#### PROBLEM REQUIREMENTS:
Note each line that includes the word "label". Copy those lines.
─── DATASET
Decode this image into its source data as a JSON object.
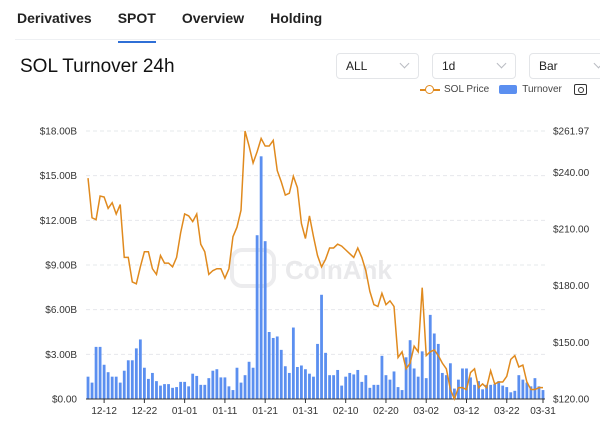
{
  "tabs": [
    {
      "label": "Derivatives"
    },
    {
      "label": "SPOT",
      "active": true
    },
    {
      "label": "Overview"
    },
    {
      "label": "Holding"
    }
  ],
  "title": "SOL Turnover 24h",
  "controls": {
    "range": "ALL",
    "interval": "1d",
    "chart_type": "Bar"
  },
  "legend": {
    "price": "SOL Price",
    "turnover": "Turnover",
    "camera_icon": "camera-icon"
  },
  "watermark": "CoinAnk",
  "colors": {
    "price": "#e08a1e",
    "turnover": "#5b8ff0",
    "accent": "#2f6fd6"
  },
  "chart_data": {
    "type": "bar+line",
    "grid": true,
    "legend_position": "top-right",
    "left_axis": {
      "ticks": [
        "$0.00",
        "$3.00B",
        "$6.00B",
        "$9.00B",
        "$12.00B",
        "$15.00B",
        "$18.00B"
      ],
      "range": [
        0,
        18
      ]
    },
    "right_axis": {
      "ticks": [
        "$120.00",
        "$150.00",
        "$180.00",
        "$210.00",
        "$240.00",
        "$261.97"
      ],
      "range": [
        120,
        261.97
      ]
    },
    "x_ticks": [
      "12-12",
      "12-22",
      "01-01",
      "01-11",
      "01-21",
      "01-31",
      "02-10",
      "02-20",
      "03-02",
      "03-12",
      "03-22",
      "03-31"
    ],
    "x": [
      "12-08",
      "12-09",
      "12-10",
      "12-11",
      "12-12",
      "12-13",
      "12-14",
      "12-15",
      "12-16",
      "12-17",
      "12-18",
      "12-19",
      "12-20",
      "12-21",
      "12-22",
      "12-23",
      "12-24",
      "12-25",
      "12-26",
      "12-27",
      "12-28",
      "12-29",
      "12-30",
      "12-31",
      "01-01",
      "01-02",
      "01-03",
      "01-04",
      "01-05",
      "01-06",
      "01-07",
      "01-08",
      "01-09",
      "01-10",
      "01-11",
      "01-12",
      "01-13",
      "01-14",
      "01-15",
      "01-16",
      "01-17",
      "01-18",
      "01-19",
      "01-20",
      "01-21",
      "01-22",
      "01-23",
      "01-24",
      "01-25",
      "01-26",
      "01-27",
      "01-28",
      "01-29",
      "01-30",
      "01-31",
      "02-01",
      "02-02",
      "02-03",
      "02-04",
      "02-05",
      "02-06",
      "02-07",
      "02-08",
      "02-09",
      "02-10",
      "02-11",
      "02-12",
      "02-13",
      "02-14",
      "02-15",
      "02-16",
      "02-17",
      "02-18",
      "02-19",
      "02-20",
      "02-21",
      "02-22",
      "02-23",
      "02-24",
      "02-25",
      "02-26",
      "02-27",
      "02-28",
      "03-01",
      "03-02",
      "03-03",
      "03-04",
      "03-05",
      "03-06",
      "03-07",
      "03-08",
      "03-09",
      "03-10",
      "03-11",
      "03-12",
      "03-13",
      "03-14",
      "03-15",
      "03-16",
      "03-17",
      "03-18",
      "03-19",
      "03-20",
      "03-21",
      "03-22",
      "03-23",
      "03-24",
      "03-25",
      "03-26",
      "03-27",
      "03-28",
      "03-29",
      "03-30",
      "03-31"
    ],
    "series": [
      {
        "name": "Turnover",
        "axis": "left",
        "unit": "B USD",
        "values": [
          1.5,
          1.1,
          3.5,
          3.5,
          2.3,
          1.8,
          1.5,
          1.5,
          1.1,
          1.9,
          2.6,
          2.6,
          3.4,
          4.0,
          2.1,
          1.35,
          1.75,
          1.2,
          0.9,
          1.0,
          1.0,
          0.75,
          0.8,
          1.15,
          1.15,
          0.85,
          1.7,
          1.55,
          0.95,
          0.95,
          1.4,
          1.9,
          2.0,
          1.45,
          1.45,
          0.85,
          0.6,
          2.1,
          1.1,
          1.6,
          2.5,
          2.1,
          11.0,
          16.3,
          10.6,
          4.5,
          4.1,
          4.2,
          3.3,
          2.2,
          1.75,
          4.8,
          2.15,
          2.25,
          2.0,
          1.7,
          1.5,
          3.7,
          7.0,
          3.1,
          1.6,
          1.6,
          1.95,
          0.9,
          1.5,
          1.75,
          1.65,
          1.95,
          1.15,
          1.6,
          0.75,
          0.95,
          0.95,
          2.9,
          1.6,
          1.3,
          1.85,
          0.8,
          0.6,
          2.8,
          3.95,
          2.05,
          1.5,
          3.2,
          1.4,
          5.65,
          4.4,
          3.7,
          1.75,
          1.6,
          2.4,
          0.7,
          1.3,
          2.05,
          2.05,
          1.45,
          0.95,
          1.2,
          0.65,
          0.95,
          0.95,
          1.0,
          1.2,
          0.9,
          0.8,
          0.45,
          0.55,
          1.6,
          1.3,
          1.1,
          0.85,
          1.4,
          0.85,
          0.6
        ]
      },
      {
        "name": "SOL Price",
        "axis": "right",
        "unit": "USD",
        "values": [
          237,
          216,
          215,
          227.5,
          227,
          221,
          224,
          218,
          223,
          195,
          195,
          182,
          181,
          190,
          198,
          198,
          189,
          186,
          196,
          192,
          192,
          190,
          195,
          208,
          218,
          217,
          214,
          218,
          202,
          198,
          186,
          188,
          189,
          189,
          184,
          189,
          206,
          211,
          220,
          261.97,
          254,
          245,
          251,
          258,
          254,
          254,
          257,
          241,
          235,
          228,
          229,
          238,
          232,
          213,
          205,
          217,
          206,
          196,
          190,
          194,
          200,
          200,
          202,
          201,
          199,
          197,
          195,
          200,
          195,
          188,
          177,
          170,
          169,
          176,
          170,
          172,
          169,
          142,
          145,
          136,
          139,
          148,
          145,
          179,
          143,
          145,
          146,
          143,
          139,
          136,
          125,
          120,
          126,
          126,
          125,
          134,
          136,
          126,
          128,
          126,
          135,
          128,
          129,
          129,
          132,
          141,
          143,
          137,
          138,
          129,
          125,
          125,
          126,
          126
        ]
      }
    ]
  }
}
──────
#### EXERCISE RESPONSE:
      "label": "Derivatives"
      "label": "SPOT",
      "label": "Overview"
      "label": "Holding"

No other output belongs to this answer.